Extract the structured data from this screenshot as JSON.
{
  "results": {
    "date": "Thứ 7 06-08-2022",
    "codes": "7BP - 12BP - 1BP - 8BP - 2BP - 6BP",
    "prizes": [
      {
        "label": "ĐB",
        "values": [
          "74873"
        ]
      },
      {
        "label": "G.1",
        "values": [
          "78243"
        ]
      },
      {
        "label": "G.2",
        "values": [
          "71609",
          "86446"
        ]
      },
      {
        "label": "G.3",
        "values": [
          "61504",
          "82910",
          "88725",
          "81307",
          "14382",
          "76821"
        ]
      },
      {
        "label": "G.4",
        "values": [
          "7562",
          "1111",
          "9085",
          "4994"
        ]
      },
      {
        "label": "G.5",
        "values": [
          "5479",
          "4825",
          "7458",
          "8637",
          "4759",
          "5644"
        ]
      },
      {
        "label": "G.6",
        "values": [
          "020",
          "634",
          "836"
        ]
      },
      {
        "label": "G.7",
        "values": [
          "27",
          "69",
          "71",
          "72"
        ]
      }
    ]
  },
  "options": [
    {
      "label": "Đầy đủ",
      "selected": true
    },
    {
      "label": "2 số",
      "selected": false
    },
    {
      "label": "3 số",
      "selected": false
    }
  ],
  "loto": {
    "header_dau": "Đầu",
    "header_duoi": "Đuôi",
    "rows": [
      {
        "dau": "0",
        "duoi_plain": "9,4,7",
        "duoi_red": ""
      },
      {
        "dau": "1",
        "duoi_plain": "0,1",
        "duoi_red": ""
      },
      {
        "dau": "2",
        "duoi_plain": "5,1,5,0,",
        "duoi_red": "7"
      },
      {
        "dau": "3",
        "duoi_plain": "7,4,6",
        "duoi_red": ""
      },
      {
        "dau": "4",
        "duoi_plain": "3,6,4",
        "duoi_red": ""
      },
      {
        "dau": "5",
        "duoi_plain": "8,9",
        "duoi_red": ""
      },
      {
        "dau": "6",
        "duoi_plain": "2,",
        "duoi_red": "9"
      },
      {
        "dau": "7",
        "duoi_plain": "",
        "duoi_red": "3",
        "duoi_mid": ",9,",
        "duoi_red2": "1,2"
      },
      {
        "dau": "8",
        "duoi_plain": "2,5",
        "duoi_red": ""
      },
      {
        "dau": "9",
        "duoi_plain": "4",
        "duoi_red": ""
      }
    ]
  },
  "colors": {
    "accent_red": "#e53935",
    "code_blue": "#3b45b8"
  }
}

________________________

▸ Instruction
Repeat each record in full; every line must match exactly.

▸ Exercise answer
Extract the structured data from this screenshot as JSON.
{
  "results": {
    "date": "Thứ 7 06-08-2022",
    "codes": "7BP - 12BP - 1BP - 8BP - 2BP - 6BP",
    "prizes": [
      {
        "label": "ĐB",
        "values": [
          "74873"
        ]
      },
      {
        "label": "G.1",
        "values": [
          "78243"
        ]
      },
      {
        "label": "G.2",
        "values": [
          "71609",
          "86446"
        ]
      },
      {
        "label": "G.3",
        "values": [
          "61504",
          "82910",
          "88725",
          "81307",
          "14382",
          "76821"
        ]
      },
      {
        "label": "G.4",
        "values": [
          "7562",
          "1111",
          "9085",
          "4994"
        ]
      },
      {
        "label": "G.5",
        "values": [
          "5479",
          "4825",
          "7458",
          "8637",
          "4759",
          "5644"
        ]
      },
      {
        "label": "G.6",
        "values": [
          "020",
          "634",
          "836"
        ]
      },
      {
        "label": "G.7",
        "values": [
          "27",
          "69",
          "71",
          "72"
        ]
      }
    ]
  },
  "options": [
    {
      "label": "Đầy đủ",
      "selected": true
    },
    {
      "label": "2 số",
      "selected": false
    },
    {
      "label": "3 số",
      "selected": false
    }
  ],
  "loto": {
    "header_dau": "Đầu",
    "header_duoi": "Đuôi",
    "rows": [
      {
        "dau": "0",
        "duoi_plain": "9,4,7",
        "duoi_red": ""
      },
      {
        "dau": "1",
        "duoi_plain": "0,1",
        "duoi_red": ""
      },
      {
        "dau": "2",
        "duoi_plain": "5,1,5,0,",
        "duoi_red": "7"
      },
      {
        "dau": "3",
        "duoi_plain": "7,4,6",
        "duoi_red": ""
      },
      {
        "dau": "4",
        "duoi_plain": "3,6,4",
        "duoi_red": ""
      },
      {
        "dau": "5",
        "duoi_plain": "8,9",
        "duoi_red": ""
      },
      {
        "dau": "6",
        "duoi_plain": "2,",
        "duoi_red": "9"
      },
      {
        "dau": "7",
        "duoi_plain": "",
        "duoi_red": "3",
        "duoi_mid": ",9,",
        "duoi_red2": "1,2"
      },
      {
        "dau": "8",
        "duoi_plain": "2,5",
        "duoi_red": ""
      },
      {
        "dau": "9",
        "duoi_plain": "4",
        "duoi_red": ""
      }
    ]
  },
  "colors": {
    "accent_red": "#e53935",
    "code_blue": "#3b45b8"
  }
}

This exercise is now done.